**THE TASK:** Copy each line with the word "グラフニューラルネットワーク" in it.

--- BEGIN EXERCISE INPUT ---

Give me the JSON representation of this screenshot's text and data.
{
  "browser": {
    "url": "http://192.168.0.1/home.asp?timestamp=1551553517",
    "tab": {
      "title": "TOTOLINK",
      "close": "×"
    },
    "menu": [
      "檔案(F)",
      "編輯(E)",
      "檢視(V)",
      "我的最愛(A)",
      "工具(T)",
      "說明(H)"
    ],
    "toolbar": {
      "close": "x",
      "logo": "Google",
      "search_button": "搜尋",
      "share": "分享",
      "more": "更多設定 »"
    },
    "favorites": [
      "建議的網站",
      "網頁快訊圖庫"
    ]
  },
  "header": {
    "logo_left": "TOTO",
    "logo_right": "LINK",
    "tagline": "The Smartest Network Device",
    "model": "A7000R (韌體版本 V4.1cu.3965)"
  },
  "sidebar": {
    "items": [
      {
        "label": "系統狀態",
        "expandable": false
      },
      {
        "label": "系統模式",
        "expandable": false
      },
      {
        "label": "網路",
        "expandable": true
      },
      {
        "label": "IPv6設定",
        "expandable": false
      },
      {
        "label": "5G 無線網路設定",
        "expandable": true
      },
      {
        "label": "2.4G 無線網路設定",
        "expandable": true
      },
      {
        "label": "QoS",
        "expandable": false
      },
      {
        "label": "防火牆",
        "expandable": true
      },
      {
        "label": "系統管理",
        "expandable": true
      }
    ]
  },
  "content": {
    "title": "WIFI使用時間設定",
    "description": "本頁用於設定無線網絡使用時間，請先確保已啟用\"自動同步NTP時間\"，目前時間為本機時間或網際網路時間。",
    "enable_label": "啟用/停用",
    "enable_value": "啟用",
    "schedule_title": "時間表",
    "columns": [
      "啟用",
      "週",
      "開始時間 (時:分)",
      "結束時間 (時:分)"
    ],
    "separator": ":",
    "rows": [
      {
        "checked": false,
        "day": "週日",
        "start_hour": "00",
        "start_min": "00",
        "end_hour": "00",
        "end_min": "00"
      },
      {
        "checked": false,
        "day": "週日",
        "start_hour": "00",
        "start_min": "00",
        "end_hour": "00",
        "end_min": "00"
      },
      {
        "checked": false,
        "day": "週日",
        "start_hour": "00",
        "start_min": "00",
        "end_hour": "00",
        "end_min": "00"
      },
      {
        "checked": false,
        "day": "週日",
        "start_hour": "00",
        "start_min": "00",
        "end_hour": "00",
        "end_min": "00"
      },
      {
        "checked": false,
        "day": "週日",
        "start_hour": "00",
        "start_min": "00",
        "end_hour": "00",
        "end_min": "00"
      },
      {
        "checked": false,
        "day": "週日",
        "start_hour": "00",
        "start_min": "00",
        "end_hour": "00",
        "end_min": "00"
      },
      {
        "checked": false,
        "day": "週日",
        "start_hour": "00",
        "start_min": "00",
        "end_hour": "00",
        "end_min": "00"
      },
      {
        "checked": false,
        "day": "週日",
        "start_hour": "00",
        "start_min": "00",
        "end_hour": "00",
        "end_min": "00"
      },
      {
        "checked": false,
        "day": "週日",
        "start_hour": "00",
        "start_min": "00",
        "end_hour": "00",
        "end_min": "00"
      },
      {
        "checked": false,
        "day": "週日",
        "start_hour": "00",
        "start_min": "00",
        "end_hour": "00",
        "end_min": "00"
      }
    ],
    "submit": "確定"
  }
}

--- END EXERCISE INPUT ---
--- BEGIN EXERCISE INPUT ---

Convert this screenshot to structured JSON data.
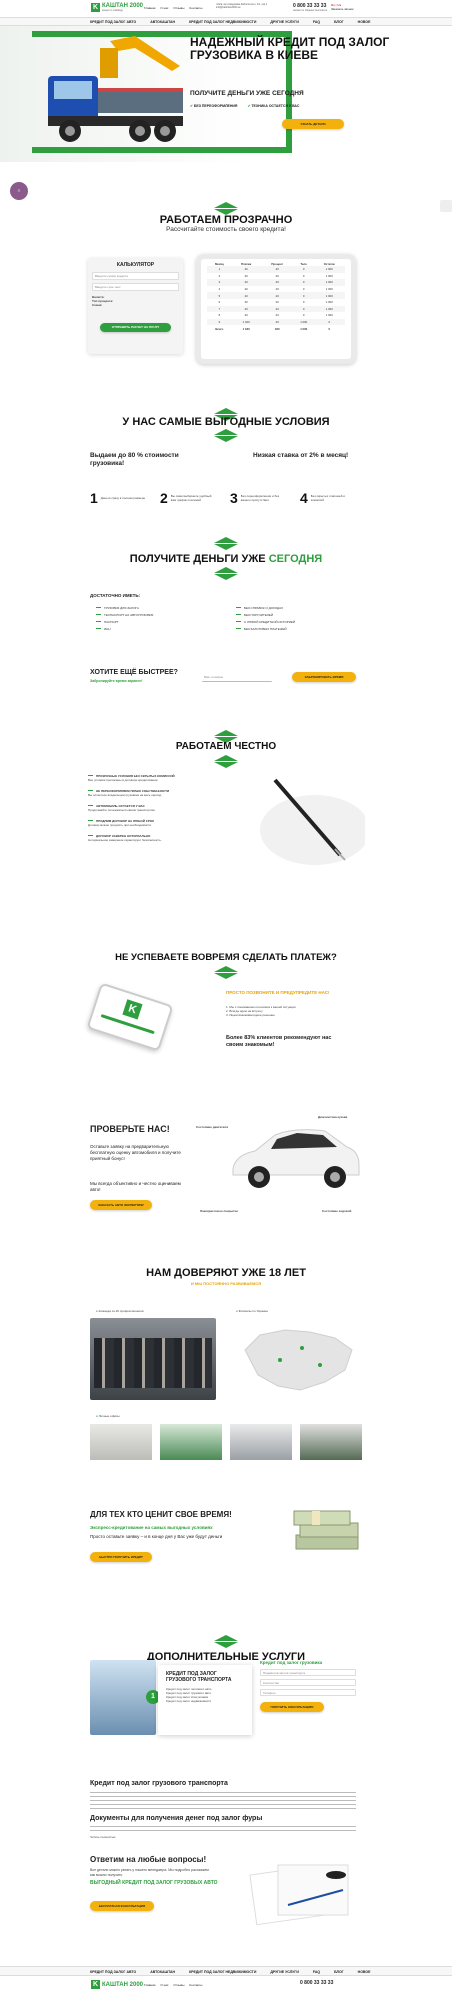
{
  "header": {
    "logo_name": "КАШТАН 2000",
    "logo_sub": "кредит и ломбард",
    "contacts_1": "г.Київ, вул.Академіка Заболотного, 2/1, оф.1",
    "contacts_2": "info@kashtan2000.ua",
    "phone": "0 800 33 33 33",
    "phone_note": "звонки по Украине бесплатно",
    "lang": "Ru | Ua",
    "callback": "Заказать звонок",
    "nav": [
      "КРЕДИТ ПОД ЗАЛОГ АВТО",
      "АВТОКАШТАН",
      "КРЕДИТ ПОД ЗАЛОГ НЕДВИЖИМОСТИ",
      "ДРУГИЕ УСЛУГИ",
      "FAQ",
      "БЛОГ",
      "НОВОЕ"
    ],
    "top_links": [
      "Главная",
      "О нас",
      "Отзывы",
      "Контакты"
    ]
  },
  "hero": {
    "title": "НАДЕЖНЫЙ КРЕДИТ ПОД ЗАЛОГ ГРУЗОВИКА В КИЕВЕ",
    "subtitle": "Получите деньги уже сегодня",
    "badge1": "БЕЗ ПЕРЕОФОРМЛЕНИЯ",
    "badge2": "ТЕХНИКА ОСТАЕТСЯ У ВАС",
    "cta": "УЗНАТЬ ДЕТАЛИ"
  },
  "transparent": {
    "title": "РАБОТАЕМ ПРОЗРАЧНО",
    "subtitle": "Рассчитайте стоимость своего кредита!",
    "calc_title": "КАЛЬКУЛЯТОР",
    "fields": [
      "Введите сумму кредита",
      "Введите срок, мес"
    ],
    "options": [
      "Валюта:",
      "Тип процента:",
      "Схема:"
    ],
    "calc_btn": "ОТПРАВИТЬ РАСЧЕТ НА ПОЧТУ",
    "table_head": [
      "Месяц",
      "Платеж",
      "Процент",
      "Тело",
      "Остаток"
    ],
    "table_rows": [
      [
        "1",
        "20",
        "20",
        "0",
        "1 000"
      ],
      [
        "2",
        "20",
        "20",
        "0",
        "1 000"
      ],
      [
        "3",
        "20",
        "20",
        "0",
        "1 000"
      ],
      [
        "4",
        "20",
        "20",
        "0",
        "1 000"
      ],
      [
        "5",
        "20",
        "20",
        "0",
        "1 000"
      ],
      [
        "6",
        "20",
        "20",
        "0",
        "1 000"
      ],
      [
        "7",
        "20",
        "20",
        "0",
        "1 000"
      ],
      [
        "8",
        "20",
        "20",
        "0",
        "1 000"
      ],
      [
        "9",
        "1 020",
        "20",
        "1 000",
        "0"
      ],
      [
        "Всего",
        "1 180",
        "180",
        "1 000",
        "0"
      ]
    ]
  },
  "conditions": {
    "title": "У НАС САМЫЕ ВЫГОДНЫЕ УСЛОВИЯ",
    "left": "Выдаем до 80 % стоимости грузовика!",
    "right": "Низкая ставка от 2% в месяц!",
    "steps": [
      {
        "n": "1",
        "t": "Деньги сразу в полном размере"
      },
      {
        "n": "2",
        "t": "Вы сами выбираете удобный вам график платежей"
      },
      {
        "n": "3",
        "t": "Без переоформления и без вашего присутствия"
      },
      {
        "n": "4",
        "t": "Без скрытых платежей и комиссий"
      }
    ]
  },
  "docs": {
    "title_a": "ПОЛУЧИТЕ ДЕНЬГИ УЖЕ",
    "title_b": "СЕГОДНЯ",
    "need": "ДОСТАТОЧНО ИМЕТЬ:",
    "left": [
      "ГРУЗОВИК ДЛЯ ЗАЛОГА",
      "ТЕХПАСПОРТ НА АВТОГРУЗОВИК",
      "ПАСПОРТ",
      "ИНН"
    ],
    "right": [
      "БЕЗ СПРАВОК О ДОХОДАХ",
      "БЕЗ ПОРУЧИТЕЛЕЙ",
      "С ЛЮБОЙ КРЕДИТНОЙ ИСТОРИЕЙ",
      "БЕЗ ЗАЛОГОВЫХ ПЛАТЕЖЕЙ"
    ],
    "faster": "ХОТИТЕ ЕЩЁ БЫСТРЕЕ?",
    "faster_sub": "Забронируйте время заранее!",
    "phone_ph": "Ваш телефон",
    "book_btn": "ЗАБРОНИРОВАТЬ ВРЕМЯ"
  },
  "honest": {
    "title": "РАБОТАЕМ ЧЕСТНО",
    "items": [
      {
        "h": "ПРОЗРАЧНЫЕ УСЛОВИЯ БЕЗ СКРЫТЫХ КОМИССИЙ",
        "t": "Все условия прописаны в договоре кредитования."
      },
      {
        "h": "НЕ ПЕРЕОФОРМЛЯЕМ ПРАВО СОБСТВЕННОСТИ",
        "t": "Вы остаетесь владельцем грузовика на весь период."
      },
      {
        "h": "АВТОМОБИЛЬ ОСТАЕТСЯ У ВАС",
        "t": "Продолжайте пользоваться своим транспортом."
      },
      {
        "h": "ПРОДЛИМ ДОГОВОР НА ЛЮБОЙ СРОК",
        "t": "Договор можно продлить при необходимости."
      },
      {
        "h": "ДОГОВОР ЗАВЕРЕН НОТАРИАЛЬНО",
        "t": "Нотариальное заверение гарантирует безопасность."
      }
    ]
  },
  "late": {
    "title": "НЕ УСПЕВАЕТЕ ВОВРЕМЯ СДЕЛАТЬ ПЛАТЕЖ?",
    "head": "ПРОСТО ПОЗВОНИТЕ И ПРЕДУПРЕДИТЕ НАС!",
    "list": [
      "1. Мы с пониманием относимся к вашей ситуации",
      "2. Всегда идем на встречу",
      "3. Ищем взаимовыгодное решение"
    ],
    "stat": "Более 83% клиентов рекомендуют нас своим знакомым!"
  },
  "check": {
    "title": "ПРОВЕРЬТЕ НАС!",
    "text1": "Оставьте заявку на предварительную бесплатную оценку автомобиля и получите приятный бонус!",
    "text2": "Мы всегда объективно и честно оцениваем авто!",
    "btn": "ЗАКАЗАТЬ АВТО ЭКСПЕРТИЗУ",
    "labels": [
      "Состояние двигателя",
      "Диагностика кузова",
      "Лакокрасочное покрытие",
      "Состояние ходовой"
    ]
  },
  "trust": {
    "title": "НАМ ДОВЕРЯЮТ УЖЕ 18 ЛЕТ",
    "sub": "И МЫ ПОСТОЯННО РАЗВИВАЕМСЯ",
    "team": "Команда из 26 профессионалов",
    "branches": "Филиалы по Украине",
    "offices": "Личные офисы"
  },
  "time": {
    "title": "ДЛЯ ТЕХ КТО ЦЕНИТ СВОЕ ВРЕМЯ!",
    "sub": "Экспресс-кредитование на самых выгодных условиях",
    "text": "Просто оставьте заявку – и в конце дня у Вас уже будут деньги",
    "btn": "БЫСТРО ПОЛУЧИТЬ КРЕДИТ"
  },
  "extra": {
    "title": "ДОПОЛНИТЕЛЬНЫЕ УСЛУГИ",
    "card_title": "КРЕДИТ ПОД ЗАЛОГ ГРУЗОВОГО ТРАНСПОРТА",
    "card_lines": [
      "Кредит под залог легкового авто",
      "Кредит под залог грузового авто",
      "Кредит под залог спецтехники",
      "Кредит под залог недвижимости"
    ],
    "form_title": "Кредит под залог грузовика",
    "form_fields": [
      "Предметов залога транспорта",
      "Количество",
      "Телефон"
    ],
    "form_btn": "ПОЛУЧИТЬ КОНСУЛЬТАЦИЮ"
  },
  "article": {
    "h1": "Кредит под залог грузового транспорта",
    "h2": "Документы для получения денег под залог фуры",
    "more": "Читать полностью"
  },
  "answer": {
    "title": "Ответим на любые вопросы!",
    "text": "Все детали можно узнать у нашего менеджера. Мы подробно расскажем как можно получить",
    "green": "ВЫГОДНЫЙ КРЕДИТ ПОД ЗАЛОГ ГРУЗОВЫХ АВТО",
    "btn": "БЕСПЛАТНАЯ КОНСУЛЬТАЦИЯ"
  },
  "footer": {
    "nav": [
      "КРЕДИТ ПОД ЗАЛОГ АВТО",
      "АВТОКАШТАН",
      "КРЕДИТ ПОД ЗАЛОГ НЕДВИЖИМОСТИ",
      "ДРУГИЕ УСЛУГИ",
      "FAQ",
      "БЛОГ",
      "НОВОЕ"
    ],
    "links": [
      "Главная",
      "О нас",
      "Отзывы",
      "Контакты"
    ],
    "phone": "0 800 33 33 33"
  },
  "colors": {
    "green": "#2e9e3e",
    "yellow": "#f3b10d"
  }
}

--- END EXERCISE INPUT ---
--- BEGIN EXERCISE INPUT ---

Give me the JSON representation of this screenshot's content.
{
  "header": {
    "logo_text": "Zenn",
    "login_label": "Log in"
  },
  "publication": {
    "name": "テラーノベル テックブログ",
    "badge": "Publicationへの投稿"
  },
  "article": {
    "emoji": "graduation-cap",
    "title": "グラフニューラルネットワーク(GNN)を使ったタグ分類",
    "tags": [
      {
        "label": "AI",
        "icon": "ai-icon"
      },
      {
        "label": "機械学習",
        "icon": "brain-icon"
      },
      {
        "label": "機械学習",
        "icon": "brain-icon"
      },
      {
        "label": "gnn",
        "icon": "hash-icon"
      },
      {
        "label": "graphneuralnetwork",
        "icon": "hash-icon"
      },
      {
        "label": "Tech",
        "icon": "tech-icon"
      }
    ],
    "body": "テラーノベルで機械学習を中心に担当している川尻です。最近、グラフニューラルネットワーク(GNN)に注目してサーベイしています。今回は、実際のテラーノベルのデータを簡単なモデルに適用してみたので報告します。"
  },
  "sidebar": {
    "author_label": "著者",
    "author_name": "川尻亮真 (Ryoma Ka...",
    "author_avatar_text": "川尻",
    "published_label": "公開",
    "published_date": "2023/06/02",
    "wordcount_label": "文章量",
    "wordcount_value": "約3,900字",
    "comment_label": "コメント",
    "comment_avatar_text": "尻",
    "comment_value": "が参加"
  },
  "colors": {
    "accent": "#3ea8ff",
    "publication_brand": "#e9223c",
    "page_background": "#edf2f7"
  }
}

--- END EXERCISE INPUT ---

**WRITTEN REPLY:**
    "title": "グラフニューラルネットワーク(GNN)を使ったタグ分類",
    "body": "テラーノベルで機械学習を中心に担当している川尻です。最近、グラフニューラルネットワーク(GNN)に注目してサーベイしています。今回は、実際のテラーノベルのデータを簡単なモデルに適用してみたので報告します。"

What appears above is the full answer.